Exercise prompt: The entries below contain pictures. Retype everything except those pictures, exactly as given.

-- BEGIN Supplied records --

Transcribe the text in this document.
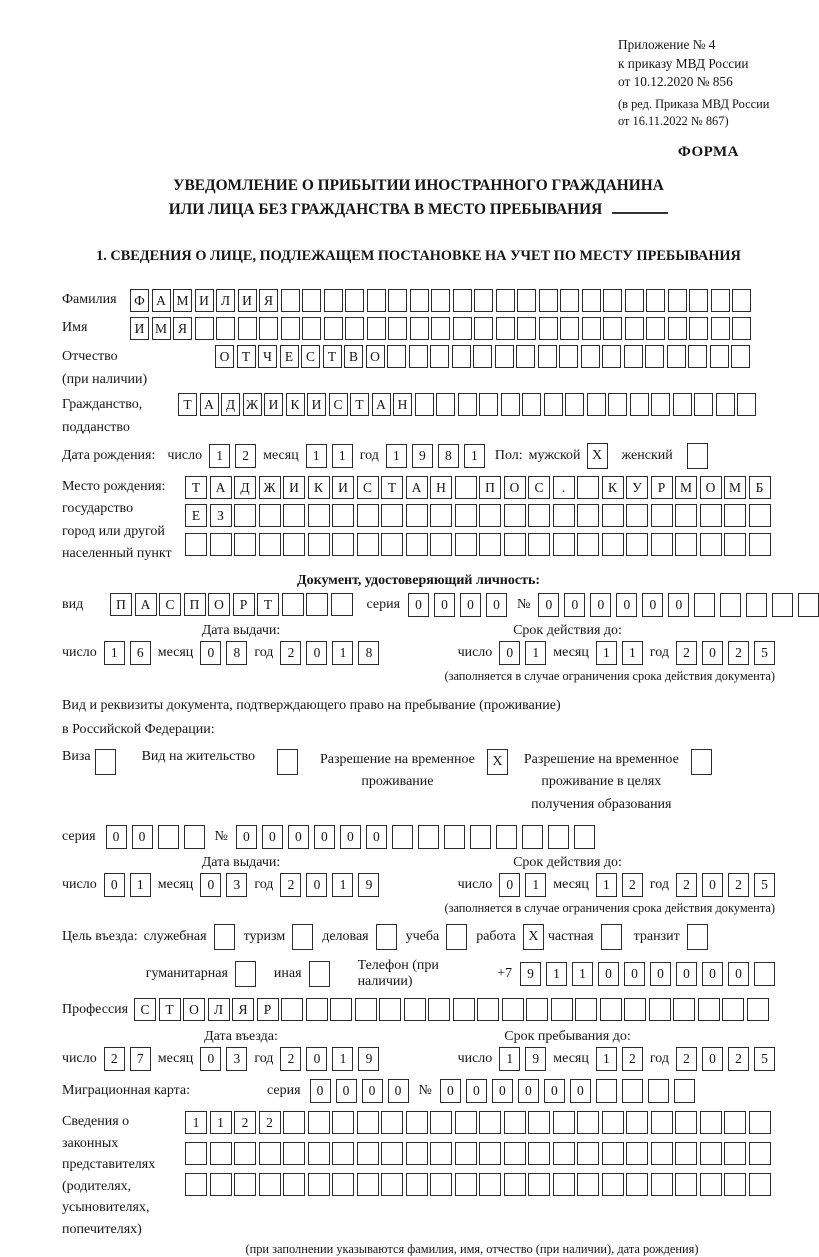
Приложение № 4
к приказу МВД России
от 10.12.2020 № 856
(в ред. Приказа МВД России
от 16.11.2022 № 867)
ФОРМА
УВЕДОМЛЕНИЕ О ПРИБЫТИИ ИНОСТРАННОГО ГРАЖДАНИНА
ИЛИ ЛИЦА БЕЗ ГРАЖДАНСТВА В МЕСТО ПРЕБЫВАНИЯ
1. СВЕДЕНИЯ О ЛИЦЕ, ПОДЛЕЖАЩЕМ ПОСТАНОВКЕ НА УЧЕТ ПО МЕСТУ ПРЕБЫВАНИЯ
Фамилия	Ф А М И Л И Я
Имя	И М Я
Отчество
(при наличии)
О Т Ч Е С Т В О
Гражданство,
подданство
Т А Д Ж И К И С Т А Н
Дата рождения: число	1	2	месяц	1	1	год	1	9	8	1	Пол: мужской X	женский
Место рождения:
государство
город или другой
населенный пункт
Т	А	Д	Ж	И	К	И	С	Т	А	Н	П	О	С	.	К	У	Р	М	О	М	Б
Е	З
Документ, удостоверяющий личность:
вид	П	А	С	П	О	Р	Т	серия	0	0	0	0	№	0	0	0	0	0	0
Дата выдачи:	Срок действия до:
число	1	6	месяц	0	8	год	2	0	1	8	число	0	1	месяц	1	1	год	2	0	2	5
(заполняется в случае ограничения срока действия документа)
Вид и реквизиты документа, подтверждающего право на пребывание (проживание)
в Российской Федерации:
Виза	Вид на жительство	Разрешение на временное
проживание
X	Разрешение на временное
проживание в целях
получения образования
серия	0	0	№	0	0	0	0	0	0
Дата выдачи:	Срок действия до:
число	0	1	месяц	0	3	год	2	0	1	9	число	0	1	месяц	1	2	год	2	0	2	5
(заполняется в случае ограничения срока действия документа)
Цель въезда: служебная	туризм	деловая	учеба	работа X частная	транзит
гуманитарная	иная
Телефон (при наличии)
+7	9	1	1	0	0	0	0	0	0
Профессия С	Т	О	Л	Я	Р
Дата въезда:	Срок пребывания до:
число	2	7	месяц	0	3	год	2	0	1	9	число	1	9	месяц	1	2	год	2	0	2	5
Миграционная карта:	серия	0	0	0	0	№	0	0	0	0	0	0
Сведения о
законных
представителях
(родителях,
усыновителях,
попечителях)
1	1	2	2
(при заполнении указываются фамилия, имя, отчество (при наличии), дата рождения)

-- END Supplied records --

Solution below:
Transcribe the text in this document.
Приложение № 4
к приказу МВД России
от 10.12.2020 № 856
(в ред. Приказа МВД России
от 16.11.2022 № 867)
ФОРМА
УВЕДОМЛЕНИЕ О ПРИБЫТИИ ИНОСТРАННОГО ГРАЖДАНИНА
ИЛИ ЛИЦА БЕЗ ГРАЖДАНСТВА В МЕСТО ПРЕБЫВАНИЯ
1. СВЕДЕНИЯ О ЛИЦЕ, ПОДЛЕЖАЩЕМ ПОСТАНОВКЕ НА УЧЕТ ПО МЕСТУ ПРЕБЫВАНИЯ
Фамилия	Ф А М И Л И Я
Имя	И М Я
Отчество
(при наличии)
О Т Ч Е С Т В О
Гражданство,
подданство
Т А Д Ж И К И С Т А Н
Дата рождения: число	1	2	месяц	1	1	год	1	9	8	1	Пол: мужской X	женский
Место рождения:
государство
город или другой
населенный пункт
Т	А	Д	Ж	И	К	И	С	Т	А	Н	П	О	С	.	К	У	Р	М	О	М	Б
Е	З
Документ, удостоверяющий личность:
вид	П	А	С	П	О	Р	Т	серия	0	0	0	0	№	0	0	0	0	0	0
Дата выдачи:	Срок действия до:
число	1	6	месяц	0	8	год	2	0	1	8	число	0	1	месяц	1	1	год	2	0	2	5
(заполняется в случае ограничения срока действия документа)
Вид и реквизиты документа, подтверждающего право на пребывание (проживание)
в Российской Федерации:
Виза	Вид на жительство	Разрешение на временное
проживание
X	Разрешение на временное
проживание в целях
получения образования
серия	0	0	№	0	0	0	0	0	0
Дата выдачи:	Срок действия до:
число	0	1	месяц	0	3	год	2	0	1	9	число	0	1	месяц	1	2	год	2	0	2	5
(заполняется в случае ограничения срока действия документа)
Цель въезда: служебная	туризм	деловая	учеба	работа X частная	транзит
гуманитарная	иная
Телефон (при наличии)
+7	9	1	1	0	0	0	0	0	0
Профессия С	Т	О	Л	Я	Р
Дата въезда:	Срок пребывания до:
число	2	7	месяц	0	3	год	2	0	1	9	число	1	9	месяц	1	2	год	2	0	2	5
Миграционная карта:	серия	0	0	0	0	№	0	0	0	0	0	0
Сведения о
законных
представителях
(родителях,
усыновителях,
попечителях)
1	1	2	2
(при заполнении указываются фамилия, имя, отчество (при наличии), дата рождения)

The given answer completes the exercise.